To be done:
Set down the material below word for word, excluding the pictures.

Exercise inputs:

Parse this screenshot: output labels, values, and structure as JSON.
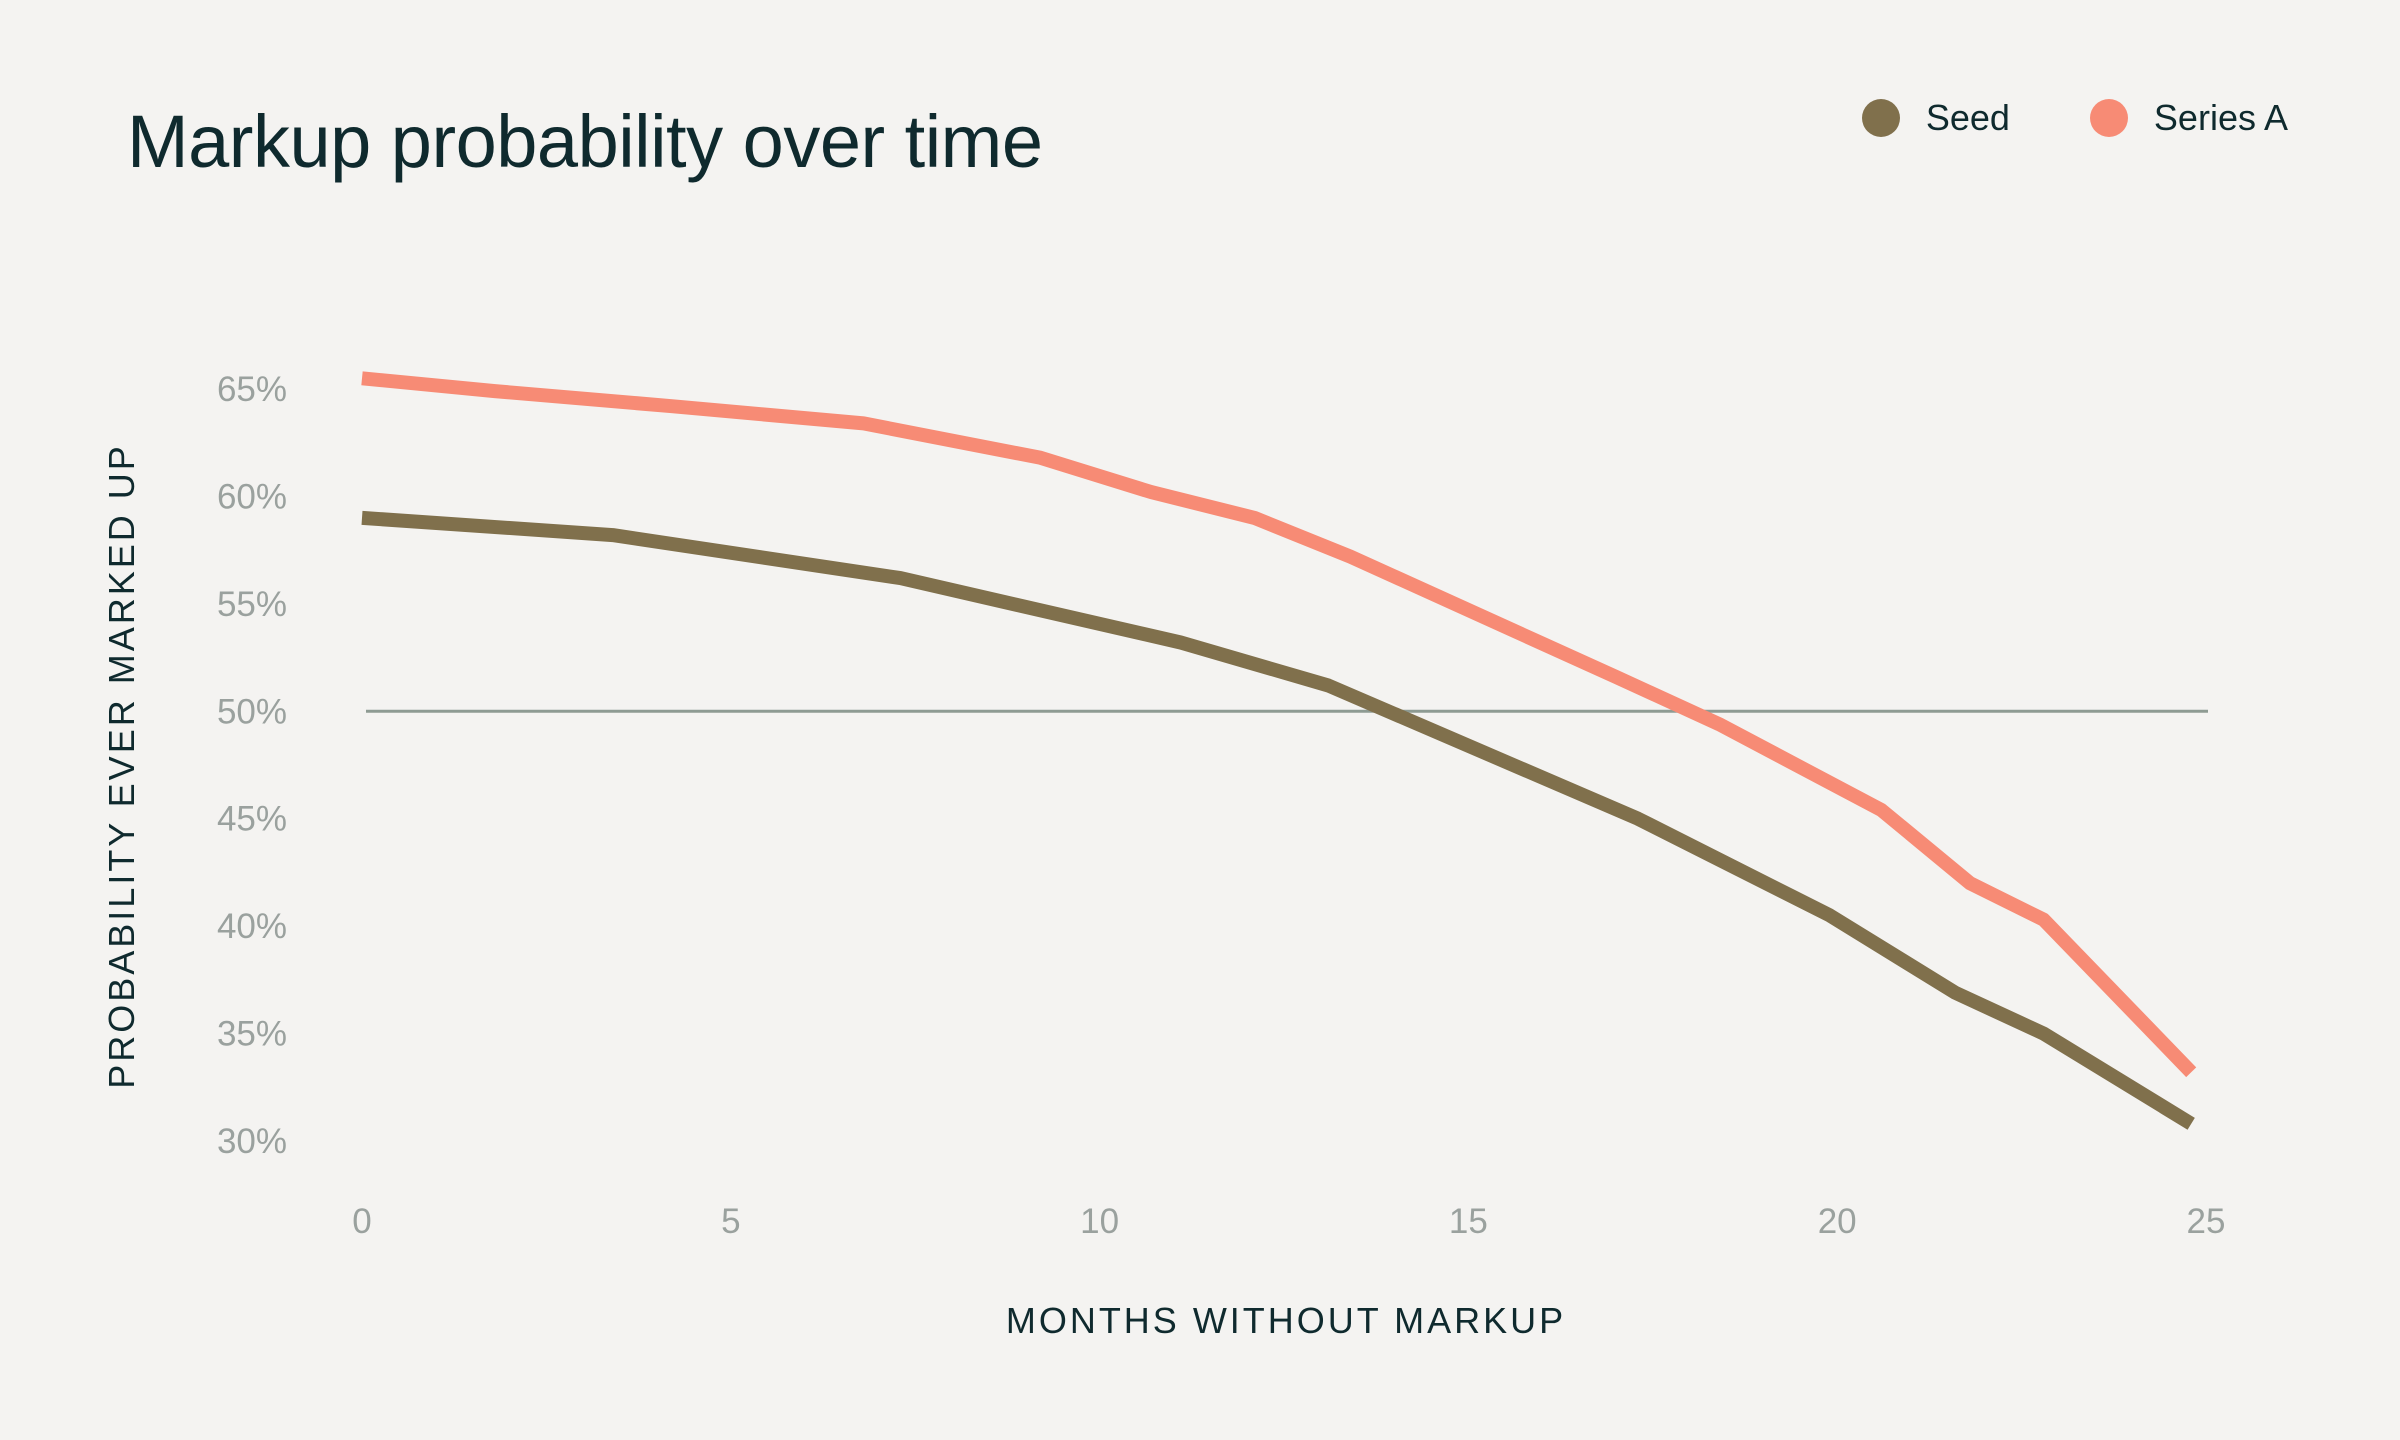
{
  "chart_data": {
    "type": "line",
    "title": "Markup probability over time",
    "xlabel": "MONTHS WITHOUT MARKUP",
    "ylabel": "PROBABILITY EVER MARKED UP",
    "xlim": [
      0,
      25
    ],
    "ylim": [
      30,
      65
    ],
    "x_ticks": [
      {
        "value": 0,
        "label": "0"
      },
      {
        "value": 5,
        "label": "5"
      },
      {
        "value": 10,
        "label": "10"
      },
      {
        "value": 15,
        "label": "15"
      },
      {
        "value": 20,
        "label": "20"
      },
      {
        "value": 25,
        "label": "25"
      }
    ],
    "y_ticks": [
      {
        "value": 30,
        "label": "30%"
      },
      {
        "value": 35,
        "label": "35%"
      },
      {
        "value": 40,
        "label": "40%"
      },
      {
        "value": 45,
        "label": "45%"
      },
      {
        "value": 50,
        "label": "50%"
      },
      {
        "value": 55,
        "label": "55%"
      },
      {
        "value": 60,
        "label": "60%"
      },
      {
        "value": 65,
        "label": "65%"
      }
    ],
    "reference_line": {
      "y": 50,
      "color": "#8e9b93"
    },
    "legend_position": "top-right",
    "grid": false,
    "series": [
      {
        "name": "Seed",
        "color": "#80704c",
        "points": [
          [
            0,
            59.0
          ],
          [
            3.4,
            58.2
          ],
          [
            7.3,
            56.2
          ],
          [
            11.1,
            53.2
          ],
          [
            13.1,
            51.2
          ],
          [
            17.3,
            45.0
          ],
          [
            19.9,
            40.5
          ],
          [
            21.6,
            36.9
          ],
          [
            22.8,
            35.0
          ],
          [
            24.8,
            30.8
          ]
        ]
      },
      {
        "name": "Series A",
        "color": "#f78b75",
        "points": [
          [
            0,
            65.5
          ],
          [
            1.8,
            64.9
          ],
          [
            4.2,
            64.2
          ],
          [
            6.8,
            63.4
          ],
          [
            9.2,
            61.8
          ],
          [
            10.7,
            60.2
          ],
          [
            12.1,
            59.0
          ],
          [
            13.4,
            57.2
          ],
          [
            17.0,
            51.6
          ],
          [
            18.4,
            49.4
          ],
          [
            20.6,
            45.4
          ],
          [
            21.8,
            42.0
          ],
          [
            22.8,
            40.3
          ],
          [
            24.8,
            33.2
          ]
        ]
      }
    ]
  }
}
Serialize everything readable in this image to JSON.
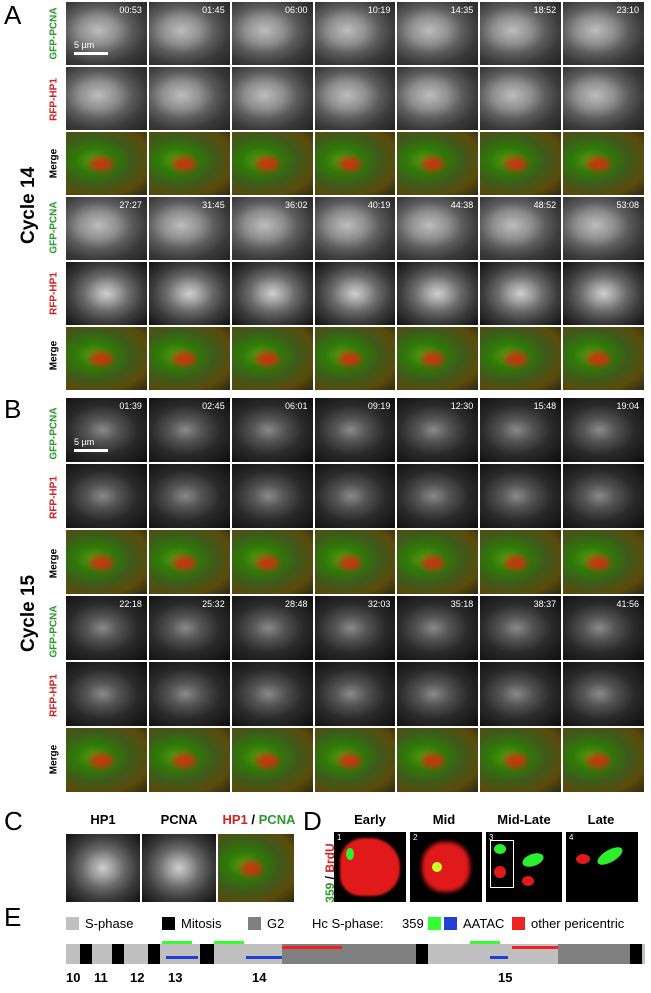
{
  "panels": {
    "A": "A",
    "B": "B",
    "C": "C",
    "D": "D",
    "E": "E"
  },
  "cycles": {
    "a": "Cycle 14",
    "b": "Cycle 15"
  },
  "row_labels": {
    "gfp": "GFP-PCNA",
    "rfp": "RFP-HP1",
    "merge": "Merge"
  },
  "scale": {
    "a": "5 µm",
    "b": "5 µm"
  },
  "times_a1": [
    "00:53",
    "01:45",
    "06:00",
    "10:19",
    "14:35",
    "18:52",
    "23:10"
  ],
  "times_a2": [
    "27:27",
    "31:45",
    "36:02",
    "40:19",
    "44:38",
    "48:52",
    "53:08"
  ],
  "times_b1": [
    "01:39",
    "02:45",
    "06:01",
    "09:19",
    "12:30",
    "15:48",
    "19:04"
  ],
  "times_b2": [
    "22:18",
    "25:32",
    "28:48",
    "32:03",
    "35:18",
    "38:37",
    "41:56"
  ],
  "panel_c": {
    "h1": "HP1",
    "h2": "PCNA",
    "h3a": "HP1",
    "h3sep": " / ",
    "h3b": "PCNA"
  },
  "panel_d": {
    "stages": [
      "Early",
      "Mid",
      "Mid-Late",
      "Late"
    ],
    "nums": [
      "1",
      "2",
      "3",
      "4"
    ],
    "ylab_a": "359",
    "ylab_sep": " / ",
    "ylab_b": "BrdU"
  },
  "panel_e": {
    "legend": {
      "s": "S-phase",
      "m": "Mitosis",
      "g": "G2",
      "hc": "Hc S-phase:",
      "l359": "359",
      "aatac": "AATAC",
      "other": "other pericentric"
    },
    "ticks": [
      "10",
      "11",
      "12",
      "13",
      "14",
      "15"
    ],
    "colors": {
      "s": "#c0c0c0",
      "m": "#000000",
      "g": "#808080",
      "359": "#33ff33",
      "aatac": "#1f3fd6",
      "other": "#ee2222"
    }
  }
}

Result for this task:
Parse this screenshot: output labels, values, and structure as JSON.
{
  "chart_data": {
    "type": "line",
    "title": "Markup probability over time",
    "xlabel": "MONTHS WITHOUT MARKUP",
    "ylabel": "PROBABILITY EVER MARKED UP",
    "xlim": [
      0,
      25
    ],
    "ylim": [
      30,
      65
    ],
    "x_ticks": [
      {
        "value": 0,
        "label": "0"
      },
      {
        "value": 5,
        "label": "5"
      },
      {
        "value": 10,
        "label": "10"
      },
      {
        "value": 15,
        "label": "15"
      },
      {
        "value": 20,
        "label": "20"
      },
      {
        "value": 25,
        "label": "25"
      }
    ],
    "y_ticks": [
      {
        "value": 30,
        "label": "30%"
      },
      {
        "value": 35,
        "label": "35%"
      },
      {
        "value": 40,
        "label": "40%"
      },
      {
        "value": 45,
        "label": "45%"
      },
      {
        "value": 50,
        "label": "50%"
      },
      {
        "value": 55,
        "label": "55%"
      },
      {
        "value": 60,
        "label": "60%"
      },
      {
        "value": 65,
        "label": "65%"
      }
    ],
    "reference_line": {
      "y": 50,
      "color": "#8e9b93"
    },
    "legend_position": "top-right",
    "grid": false,
    "series": [
      {
        "name": "Seed",
        "color": "#80704c",
        "points": [
          [
            0,
            59.0
          ],
          [
            3.4,
            58.2
          ],
          [
            7.3,
            56.2
          ],
          [
            11.1,
            53.2
          ],
          [
            13.1,
            51.2
          ],
          [
            17.3,
            45.0
          ],
          [
            19.9,
            40.5
          ],
          [
            21.6,
            36.9
          ],
          [
            22.8,
            35.0
          ],
          [
            24.8,
            30.8
          ]
        ]
      },
      {
        "name": "Series A",
        "color": "#f78b75",
        "points": [
          [
            0,
            65.5
          ],
          [
            1.8,
            64.9
          ],
          [
            4.2,
            64.2
          ],
          [
            6.8,
            63.4
          ],
          [
            9.2,
            61.8
          ],
          [
            10.7,
            60.2
          ],
          [
            12.1,
            59.0
          ],
          [
            13.4,
            57.2
          ],
          [
            17.0,
            51.6
          ],
          [
            18.4,
            49.4
          ],
          [
            20.6,
            45.4
          ],
          [
            21.8,
            42.0
          ],
          [
            22.8,
            40.3
          ],
          [
            24.8,
            33.2
          ]
        ]
      }
    ]
  }
}
Serialize everything readable in this image to JSON.
{
  "panels": {
    "A": "A",
    "B": "B",
    "C": "C",
    "D": "D",
    "E": "E"
  },
  "cycles": {
    "a": "Cycle 14",
    "b": "Cycle 15"
  },
  "row_labels": {
    "gfp": "GFP-PCNA",
    "rfp": "RFP-HP1",
    "merge": "Merge"
  },
  "scale": {
    "a": "5 µm",
    "b": "5 µm"
  },
  "times_a1": [
    "00:53",
    "01:45",
    "06:00",
    "10:19",
    "14:35",
    "18:52",
    "23:10"
  ],
  "times_a2": [
    "27:27",
    "31:45",
    "36:02",
    "40:19",
    "44:38",
    "48:52",
    "53:08"
  ],
  "times_b1": [
    "01:39",
    "02:45",
    "06:01",
    "09:19",
    "12:30",
    "15:48",
    "19:04"
  ],
  "times_b2": [
    "22:18",
    "25:32",
    "28:48",
    "32:03",
    "35:18",
    "38:37",
    "41:56"
  ],
  "panel_c": {
    "h1": "HP1",
    "h2": "PCNA",
    "h3a": "HP1",
    "h3sep": " / ",
    "h3b": "PCNA"
  },
  "panel_d": {
    "stages": [
      "Early",
      "Mid",
      "Mid-Late",
      "Late"
    ],
    "nums": [
      "1",
      "2",
      "3",
      "4"
    ],
    "ylab_a": "359",
    "ylab_sep": " / ",
    "ylab_b": "BrdU"
  },
  "panel_e": {
    "legend": {
      "s": "S-phase",
      "m": "Mitosis",
      "g": "G2",
      "hc": "Hc S-phase:",
      "l359": "359",
      "aatac": "AATAC",
      "other": "other pericentric"
    },
    "ticks": [
      "10",
      "11",
      "12",
      "13",
      "14",
      "15"
    ],
    "colors": {
      "s": "#c0c0c0",
      "m": "#000000",
      "g": "#808080",
      "359": "#33ff33",
      "aatac": "#1f3fd6",
      "other": "#ee2222"
    }
  }
}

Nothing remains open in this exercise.